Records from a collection
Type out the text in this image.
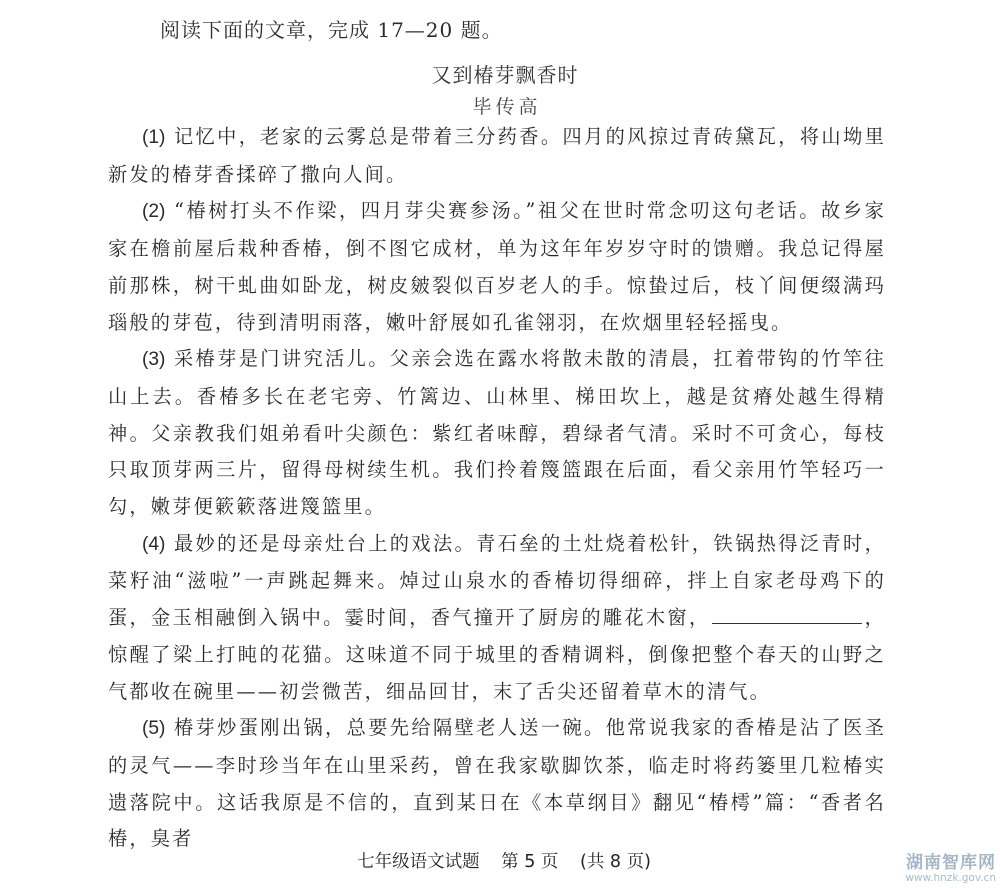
阅读下面的文章，完成 17—20 题。
又到椿芽飘香时
毕传高

(1) 记忆中，老家的云雾总是带着三分药香。四月的风掠过青砖黛瓦，将山坳里新发的椿芽香揉碎了撒向人间。

(2) “椿树打头不作梁，四月芽尖赛参汤。”祖父在世时常念叨这句老话。故乡家家在檐前屋后栽种香椿，倒不图它成材，单为这年年岁岁守时的馈赠。我总记得屋前那株，树干虬曲如卧龙，树皮皴裂似百岁老人的手。惊蛰过后，枝丫间便缀满玛瑙般的芽苞，待到清明雨落，嫩叶舒展如孔雀翎羽，在炊烟里轻轻摇曳。

(3) 采椿芽是门讲究活儿。父亲会选在露水将散未散的清晨，扛着带钩的竹竿往山上去。香椿多长在老宅旁、竹篱边、山林里、梯田坎上，越是贫瘠处越生得精神。父亲教我们姐弟看叶尖颜色：紫红者味醇，碧绿者气清。采时不可贪心，每枝只取顶芽两三片，留得母树续生机。我们拎着篾篮跟在后面，看父亲用竹竿轻巧一勾，嫩芽便簌簌落进篾篮里。

(4) 最妙的还是母亲灶台上的戏法。青石垒的土灶烧着松针，铁锅热得泛青时，菜籽油“滋啦”一声跳起舞来。焯过山泉水的香椿切得细碎，拌上自家老母鸡下的蛋，金玉相融倒入锅中。霎时间，香气撞开了厨房的雕花木窗，	，惊醒了梁上打盹的花猫。这味道不同于城里的香精调料，倒像把整个春天的山野之气都收在碗里——初尝微苦，细品回甘，末了舌尖还留着草木的清气。

(5) 椿芽炒蛋刚出锅，总要先给隔壁老人送一碗。他常说我家的香椿是沾了医圣的灵气——李时珍当年在山里采药，曾在我家歇脚饮茶，临走时将药篓里几粒椿实遗落院中。这话我原是不信的，直到某日在《本草纲目》翻见“椿樗”篇：“香者名椿，臭者

七年级语文试题 第 5 页 (共 8 页)	湖南智库网
www.hnzk.gov.cn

Exercise
Exclude the pictures and transcribe all of the entries exactly.

The completed task
Type out the text in this image.
阅读下面的文章，完成 17—20 题。
又到椿芽飘香时
毕传高

(1) 记忆中，老家的云雾总是带着三分药香。四月的风掠过青砖黛瓦，将山坳里新发的椿芽香揉碎了撒向人间。

(2) “椿树打头不作梁，四月芽尖赛参汤。”祖父在世时常念叨这句老话。故乡家家在檐前屋后栽种香椿，倒不图它成材，单为这年年岁岁守时的馈赠。我总记得屋前那株，树干虬曲如卧龙，树皮皴裂似百岁老人的手。惊蛰过后，枝丫间便缀满玛瑙般的芽苞，待到清明雨落，嫩叶舒展如孔雀翎羽，在炊烟里轻轻摇曳。

(3) 采椿芽是门讲究活儿。父亲会选在露水将散未散的清晨，扛着带钩的竹竿往山上去。香椿多长在老宅旁、竹篱边、山林里、梯田坎上，越是贫瘠处越生得精神。父亲教我们姐弟看叶尖颜色：紫红者味醇，碧绿者气清。采时不可贪心，每枝只取顶芽两三片，留得母树续生机。我们拎着篾篮跟在后面，看父亲用竹竿轻巧一勾，嫩芽便簌簌落进篾篮里。

(4) 最妙的还是母亲灶台上的戏法。青石垒的土灶烧着松针，铁锅热得泛青时，菜籽油“滋啦”一声跳起舞来。焯过山泉水的香椿切得细碎，拌上自家老母鸡下的蛋，金玉相融倒入锅中。霎时间，香气撞开了厨房的雕花木窗，	，惊醒了梁上打盹的花猫。这味道不同于城里的香精调料，倒像把整个春天的山野之气都收在碗里——初尝微苦，细品回甘，末了舌尖还留着草木的清气。

(5) 椿芽炒蛋刚出锅，总要先给隔壁老人送一碗。他常说我家的香椿是沾了医圣的灵气——李时珍当年在山里采药，曾在我家歇脚饮茶，临走时将药篓里几粒椿实遗落院中。这话我原是不信的，直到某日在《本草纲目》翻见“椿樗”篇：“香者名椿，臭者

七年级语文试题 第 5 页 (共 8 页)	湖南智库网
www.hnzk.gov.cn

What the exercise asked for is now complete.